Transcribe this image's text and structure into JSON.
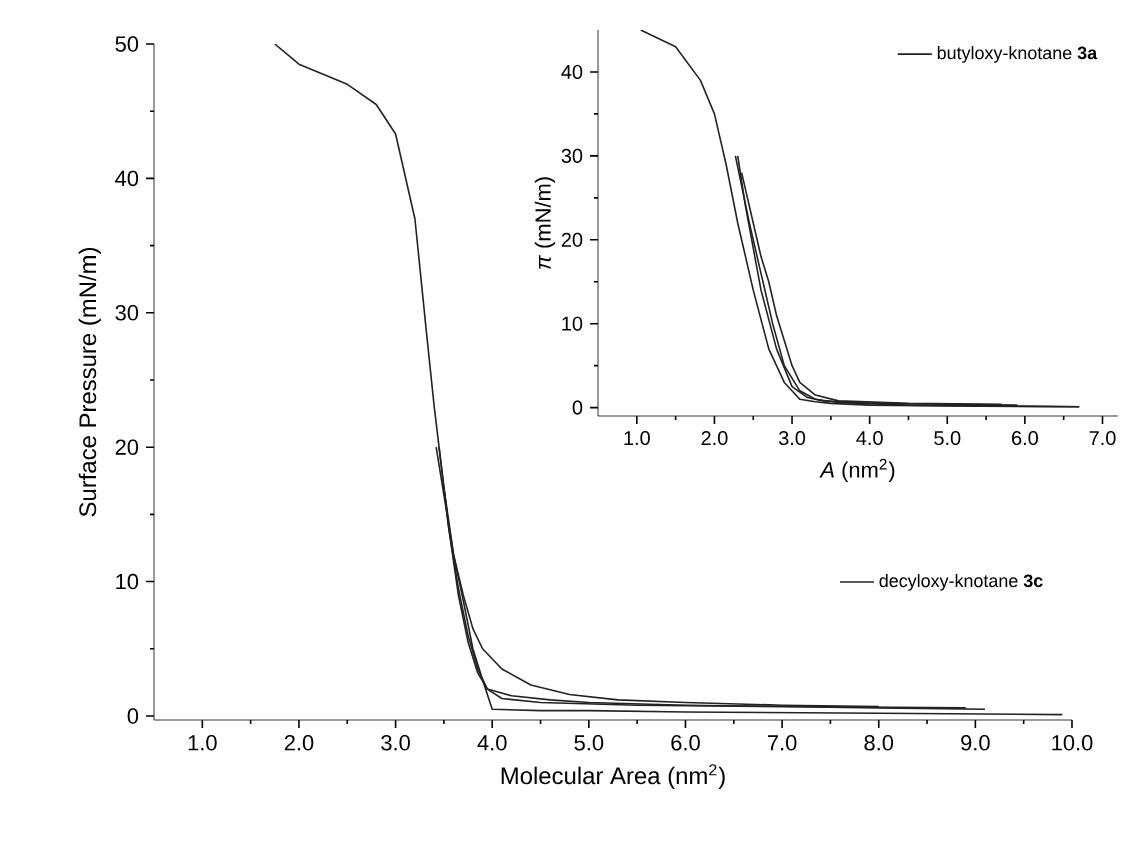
{
  "chart_data": [
    {
      "type": "line",
      "xlabel": "Molecular Area (nm$^{2}$)",
      "ylabel": "Surface Pressure (mN/m)",
      "xlim": [
        0.5,
        10.0
      ],
      "ylim": [
        -0.3,
        50
      ],
      "xticks": [
        {
          "value": 1,
          "label": "1.0"
        },
        {
          "value": 2,
          "label": "2.0"
        },
        {
          "value": 3,
          "label": "3.0"
        },
        {
          "value": 4,
          "label": "4.0"
        },
        {
          "value": 5,
          "label": "5.0"
        },
        {
          "value": 6,
          "label": "6.0"
        },
        {
          "value": 7,
          "label": "7.0"
        },
        {
          "value": 8,
          "label": "8.0"
        },
        {
          "value": 9,
          "label": "9.0"
        },
        {
          "value": 10,
          "label": "10.0"
        }
      ],
      "yticks": [
        0,
        10,
        20,
        30,
        40,
        50
      ],
      "legend": "bottom right",
      "series": [
        {
          "name": "decyloxy-knotane **3c**",
          "color": "#222222",
          "x": [
            9.9,
            8.0,
            6.0,
            5.0,
            4.5,
            4.0,
            3.9,
            3.8,
            3.7,
            3.6,
            3.5,
            3.4,
            3.32,
            3.2,
            3.0,
            2.8,
            2.5,
            2.0,
            1.75
          ],
          "values": [
            0.1,
            0.2,
            0.3,
            0.4,
            0.4,
            0.5,
            2.7,
            5,
            8.6,
            12,
            17,
            23,
            28.5,
            37,
            43.3,
            45.5,
            47,
            48.5,
            50
          ]
        },
        {
          "color": "#222222",
          "x": [
            3.45,
            3.55,
            3.65,
            3.75,
            3.85,
            3.95,
            4.2,
            4.6,
            5.0,
            6.0,
            7.0,
            8.0,
            9.1
          ],
          "values": [
            20,
            14,
            9,
            5.5,
            3.2,
            2.0,
            1.5,
            1.2,
            1.0,
            0.8,
            0.7,
            0.6,
            0.5
          ]
        },
        {
          "color": "#222222",
          "x": [
            8.9,
            7.0,
            5.5,
            4.5,
            4.1,
            3.95,
            3.85,
            3.75,
            3.65,
            3.55,
            3.5
          ],
          "values": [
            0.6,
            0.7,
            0.8,
            1.0,
            1.3,
            2.0,
            3.5,
            6,
            9.5,
            14,
            17
          ]
        },
        {
          "color": "#222222",
          "x": [
            3.42,
            3.6,
            3.7,
            3.8,
            3.9,
            4.1,
            4.4,
            4.8,
            5.3,
            6.0,
            7.0,
            8.0
          ],
          "values": [
            20,
            12,
            9,
            6.5,
            5,
            3.5,
            2.3,
            1.6,
            1.2,
            1.0,
            0.8,
            0.7
          ]
        }
      ]
    },
    {
      "type": "line",
      "xlabel": "*A* (nm$^{2}$)",
      "ylabel": "*π* (mN/m)",
      "xlim": [
        0.5,
        7.2
      ],
      "ylim": [
        -1,
        45
      ],
      "xticks": [
        {
          "value": 1,
          "label": "1.0"
        },
        {
          "value": 2,
          "label": "2.0"
        },
        {
          "value": 3,
          "label": "3.0"
        },
        {
          "value": 4,
          "label": "4.0"
        },
        {
          "value": 5,
          "label": "5.0"
        },
        {
          "value": 6,
          "label": "6.0"
        },
        {
          "value": 7,
          "label": "7.0"
        }
      ],
      "yticks": [
        0,
        10,
        20,
        30,
        40
      ],
      "legend": "top right",
      "series": [
        {
          "name": "butyloxy-knotane **3a**",
          "color": "#222222",
          "x": [
            6.7,
            5.0,
            4.0,
            3.5,
            3.3,
            3.1,
            2.9,
            2.7,
            2.5,
            2.3,
            2.15,
            2.0,
            1.82,
            1.5,
            1.05
          ],
          "values": [
            0.1,
            0.2,
            0.3,
            0.5,
            0.7,
            1,
            3,
            7,
            14,
            22,
            29,
            35,
            39,
            43,
            45
          ]
        },
        {
          "color": "#222222",
          "x": [
            2.3,
            2.4,
            2.5,
            2.6,
            2.8,
            3.0,
            3.2,
            3.4,
            4.0,
            5.0,
            5.9
          ],
          "values": [
            30,
            24,
            19,
            14,
            7,
            2.5,
            1.2,
            0.8,
            0.5,
            0.4,
            0.3
          ]
        },
        {
          "color": "#222222",
          "x": [
            5.7,
            4.5,
            3.6,
            3.3,
            3.1,
            3.0,
            2.9,
            2.8,
            2.7,
            2.6,
            2.5,
            2.4,
            2.35
          ],
          "values": [
            0.4,
            0.5,
            0.8,
            1.5,
            3,
            5,
            8,
            11,
            15,
            18,
            22,
            26,
            28
          ]
        },
        {
          "color": "#222222",
          "x": [
            2.27,
            2.45,
            2.6,
            2.75,
            2.9,
            3.1,
            3.3,
            3.6,
            4.5,
            6.7
          ],
          "values": [
            30,
            22,
            16,
            10,
            5,
            2,
            1,
            0.6,
            0.3,
            0.1
          ]
        }
      ]
    }
  ]
}
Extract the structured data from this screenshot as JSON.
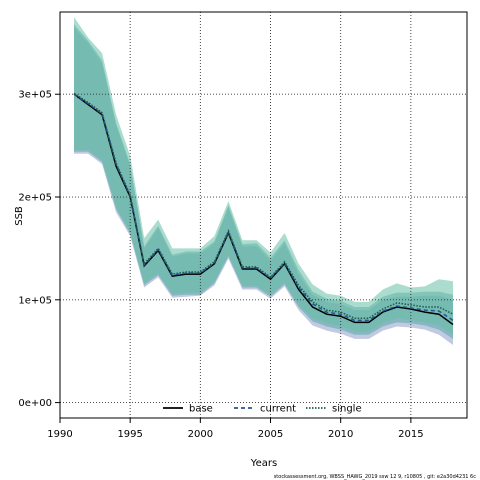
{
  "chart_data": {
    "type": "area",
    "xlabel": "Years",
    "ylabel": "SSB",
    "xlim": [
      1990,
      2019
    ],
    "ylim": [
      -15000,
      380000
    ],
    "x_ticks": [
      1990,
      1995,
      2000,
      2005,
      2010,
      2015
    ],
    "y_ticks": [
      0,
      100000,
      200000,
      300000
    ],
    "y_tick_labels": [
      "0e+00",
      "1e+05",
      "2e+05",
      "3e+05"
    ],
    "grid": true,
    "legend_position": "bottom-center",
    "x": [
      1991,
      1992,
      1993,
      1994,
      1995,
      1996,
      1997,
      1998,
      1999,
      2000,
      2001,
      2002,
      2003,
      2004,
      2005,
      2006,
      2007,
      2008,
      2009,
      2010,
      2011,
      2012,
      2013,
      2014,
      2015,
      2016,
      2017,
      2018
    ],
    "series": [
      {
        "name": "base",
        "line_style": "solid",
        "line_color": "#000000",
        "values": [
          300000,
          290000,
          280000,
          230000,
          200000,
          133000,
          148000,
          123000,
          125000,
          125000,
          135000,
          165000,
          130000,
          130000,
          120000,
          135000,
          110000,
          93000,
          86000,
          84000,
          78000,
          78000,
          88000,
          93000,
          91000,
          88000,
          86000,
          76000
        ],
        "band_upper": [
          365000,
          350000,
          330000,
          270000,
          230000,
          150000,
          170000,
          142000,
          145000,
          145000,
          155000,
          190000,
          152000,
          152000,
          138000,
          155000,
          125000,
          105000,
          98000,
          96000,
          90000,
          90000,
          100000,
          103000,
          103000,
          104000,
          104000,
          100000
        ],
        "band_lower": [
          242000,
          242000,
          232000,
          185000,
          162000,
          112000,
          122000,
          102000,
          103000,
          104000,
          114000,
          140000,
          110000,
          110000,
          101000,
          113000,
          90000,
          75000,
          70000,
          67000,
          62000,
          62000,
          70000,
          74000,
          73000,
          71000,
          66000,
          56000
        ],
        "band_color": "#8e9ec8"
      },
      {
        "name": "current",
        "line_style": "dashed",
        "line_color": "#2a5298",
        "values": [
          300000,
          291000,
          281000,
          232000,
          201000,
          134000,
          149000,
          124000,
          126000,
          126000,
          136000,
          166000,
          131000,
          131000,
          121000,
          136000,
          112000,
          96000,
          88000,
          86000,
          80000,
          80000,
          89000,
          94000,
          92000,
          90000,
          89000,
          80000
        ],
        "band_upper": [
          368000,
          352000,
          333000,
          272000,
          232000,
          152000,
          172000,
          144000,
          147000,
          147000,
          157000,
          192000,
          154000,
          155000,
          141000,
          158000,
          129000,
          108000,
          101000,
          99000,
          93000,
          93000,
          103000,
          107000,
          107000,
          108000,
          108000,
          105000
        ],
        "band_lower": [
          244000,
          244000,
          234000,
          188000,
          164000,
          114000,
          124000,
          104000,
          105000,
          105000,
          116000,
          142000,
          112000,
          112000,
          103000,
          115000,
          93000,
          79000,
          74000,
          71000,
          66000,
          66000,
          74000,
          78000,
          77000,
          75000,
          71000,
          62000
        ],
        "band_color": "#5aa8a8"
      },
      {
        "name": "single",
        "line_style": "dotted",
        "line_color": "#1c5c46",
        "values": [
          301000,
          292000,
          282000,
          233000,
          202000,
          135000,
          150000,
          125000,
          127000,
          127000,
          137000,
          167000,
          132000,
          132000,
          122000,
          137000,
          114000,
          98000,
          90000,
          88000,
          82000,
          82000,
          91000,
          97000,
          95000,
          93000,
          93000,
          86000
        ],
        "band_upper": [
          375000,
          355000,
          340000,
          280000,
          240000,
          160000,
          178000,
          150000,
          150000,
          150000,
          162000,
          196000,
          158000,
          158000,
          146000,
          165000,
          135000,
          115000,
          106000,
          104000,
          98000,
          98000,
          110000,
          116000,
          112000,
          113000,
          120000,
          118000
        ],
        "band_lower": [
          246000,
          246000,
          236000,
          190000,
          166000,
          116000,
          126000,
          106000,
          107000,
          107000,
          118000,
          144000,
          114000,
          114000,
          105000,
          117000,
          95000,
          82000,
          77000,
          74000,
          69000,
          69000,
          77000,
          82000,
          80000,
          78000,
          75000,
          66000
        ],
        "band_color": "#66bfa6"
      }
    ]
  },
  "footer_text": "stockassessment.org,  WBSS_HAWG_2019  ssw  12  9,  r10805 ,  git:  e2a30d4231 6c"
}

Exercise details >>
Filter the data, keeping only the lines that contain "right".

Final answer >>
      "legend": "bottom right",
      "legend": "top right",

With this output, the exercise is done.